▸ Given problem: Copy out all lines where "document" appears.

▸ Information shown:
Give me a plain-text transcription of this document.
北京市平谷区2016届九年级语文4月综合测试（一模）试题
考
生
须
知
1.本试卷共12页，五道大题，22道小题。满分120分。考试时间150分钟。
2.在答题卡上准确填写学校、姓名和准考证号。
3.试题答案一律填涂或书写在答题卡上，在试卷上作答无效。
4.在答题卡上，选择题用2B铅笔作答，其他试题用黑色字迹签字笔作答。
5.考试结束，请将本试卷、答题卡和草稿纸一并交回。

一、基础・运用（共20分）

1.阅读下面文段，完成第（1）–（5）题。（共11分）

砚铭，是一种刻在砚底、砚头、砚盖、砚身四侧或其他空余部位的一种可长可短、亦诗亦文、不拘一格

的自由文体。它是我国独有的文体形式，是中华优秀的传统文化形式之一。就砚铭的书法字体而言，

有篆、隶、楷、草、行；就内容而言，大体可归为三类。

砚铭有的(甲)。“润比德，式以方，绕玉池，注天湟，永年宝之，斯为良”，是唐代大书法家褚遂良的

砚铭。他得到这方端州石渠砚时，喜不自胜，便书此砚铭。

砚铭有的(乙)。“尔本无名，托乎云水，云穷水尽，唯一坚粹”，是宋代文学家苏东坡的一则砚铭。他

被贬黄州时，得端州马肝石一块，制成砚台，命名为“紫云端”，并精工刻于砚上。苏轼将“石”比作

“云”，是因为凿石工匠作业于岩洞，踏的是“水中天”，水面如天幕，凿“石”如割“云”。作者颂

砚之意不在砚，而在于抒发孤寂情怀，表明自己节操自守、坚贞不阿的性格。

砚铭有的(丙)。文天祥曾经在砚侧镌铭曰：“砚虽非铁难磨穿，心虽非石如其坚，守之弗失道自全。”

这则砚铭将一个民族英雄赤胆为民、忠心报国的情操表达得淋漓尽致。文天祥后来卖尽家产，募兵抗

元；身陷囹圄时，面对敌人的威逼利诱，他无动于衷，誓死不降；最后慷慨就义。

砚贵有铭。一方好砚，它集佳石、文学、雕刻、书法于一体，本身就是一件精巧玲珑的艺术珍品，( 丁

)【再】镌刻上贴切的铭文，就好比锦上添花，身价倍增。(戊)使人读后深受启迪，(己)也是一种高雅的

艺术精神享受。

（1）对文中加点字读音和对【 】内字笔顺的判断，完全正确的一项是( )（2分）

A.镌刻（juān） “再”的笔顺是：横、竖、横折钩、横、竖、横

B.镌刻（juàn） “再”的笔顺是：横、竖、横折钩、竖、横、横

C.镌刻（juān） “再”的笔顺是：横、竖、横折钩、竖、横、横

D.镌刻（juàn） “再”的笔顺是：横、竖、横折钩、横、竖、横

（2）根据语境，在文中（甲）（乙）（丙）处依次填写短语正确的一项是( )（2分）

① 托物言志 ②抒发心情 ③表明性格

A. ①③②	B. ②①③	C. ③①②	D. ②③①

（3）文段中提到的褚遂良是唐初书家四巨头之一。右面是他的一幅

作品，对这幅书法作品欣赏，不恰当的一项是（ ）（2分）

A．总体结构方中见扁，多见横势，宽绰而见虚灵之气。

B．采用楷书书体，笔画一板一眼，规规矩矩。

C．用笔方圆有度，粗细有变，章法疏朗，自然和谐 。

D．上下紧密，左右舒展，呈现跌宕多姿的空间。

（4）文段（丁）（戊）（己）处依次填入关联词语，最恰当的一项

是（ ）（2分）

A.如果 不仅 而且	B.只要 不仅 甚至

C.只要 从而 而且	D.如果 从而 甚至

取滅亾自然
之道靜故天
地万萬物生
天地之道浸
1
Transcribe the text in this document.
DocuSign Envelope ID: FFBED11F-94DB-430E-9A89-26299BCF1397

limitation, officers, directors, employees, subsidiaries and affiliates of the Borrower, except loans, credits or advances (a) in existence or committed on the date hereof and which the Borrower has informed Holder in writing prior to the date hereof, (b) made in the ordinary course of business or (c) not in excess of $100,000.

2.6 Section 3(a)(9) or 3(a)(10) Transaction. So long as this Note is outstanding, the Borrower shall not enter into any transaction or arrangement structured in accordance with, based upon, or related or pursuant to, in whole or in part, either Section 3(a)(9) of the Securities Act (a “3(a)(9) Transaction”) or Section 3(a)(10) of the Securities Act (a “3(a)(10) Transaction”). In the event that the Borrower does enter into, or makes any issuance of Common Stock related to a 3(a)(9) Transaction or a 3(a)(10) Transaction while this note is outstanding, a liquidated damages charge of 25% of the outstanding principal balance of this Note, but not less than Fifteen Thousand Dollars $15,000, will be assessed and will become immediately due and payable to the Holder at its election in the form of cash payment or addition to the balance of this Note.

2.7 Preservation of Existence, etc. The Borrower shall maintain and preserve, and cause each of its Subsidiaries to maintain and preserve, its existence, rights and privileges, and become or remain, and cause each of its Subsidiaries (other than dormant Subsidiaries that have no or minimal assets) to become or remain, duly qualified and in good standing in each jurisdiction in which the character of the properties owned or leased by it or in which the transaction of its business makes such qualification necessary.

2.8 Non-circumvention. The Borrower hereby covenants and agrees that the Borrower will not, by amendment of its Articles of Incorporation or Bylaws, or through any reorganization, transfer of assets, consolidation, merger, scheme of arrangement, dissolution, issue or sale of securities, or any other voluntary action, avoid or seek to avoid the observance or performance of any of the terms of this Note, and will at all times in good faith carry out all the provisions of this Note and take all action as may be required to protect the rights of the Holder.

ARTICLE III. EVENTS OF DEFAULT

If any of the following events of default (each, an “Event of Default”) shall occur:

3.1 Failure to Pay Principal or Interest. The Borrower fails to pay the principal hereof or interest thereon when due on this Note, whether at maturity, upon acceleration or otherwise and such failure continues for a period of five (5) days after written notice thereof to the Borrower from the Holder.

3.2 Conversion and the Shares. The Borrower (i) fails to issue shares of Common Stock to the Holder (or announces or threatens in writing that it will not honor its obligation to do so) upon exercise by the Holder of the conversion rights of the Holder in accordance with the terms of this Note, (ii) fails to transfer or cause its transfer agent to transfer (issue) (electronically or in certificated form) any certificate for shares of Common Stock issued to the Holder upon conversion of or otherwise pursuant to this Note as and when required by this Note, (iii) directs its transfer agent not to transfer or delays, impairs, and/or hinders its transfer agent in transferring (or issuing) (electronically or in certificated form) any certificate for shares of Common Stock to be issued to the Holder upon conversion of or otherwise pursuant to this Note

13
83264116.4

▸ Exercise solution:
Give me a plain-text transcription of this document.
Transcribe the text in this document.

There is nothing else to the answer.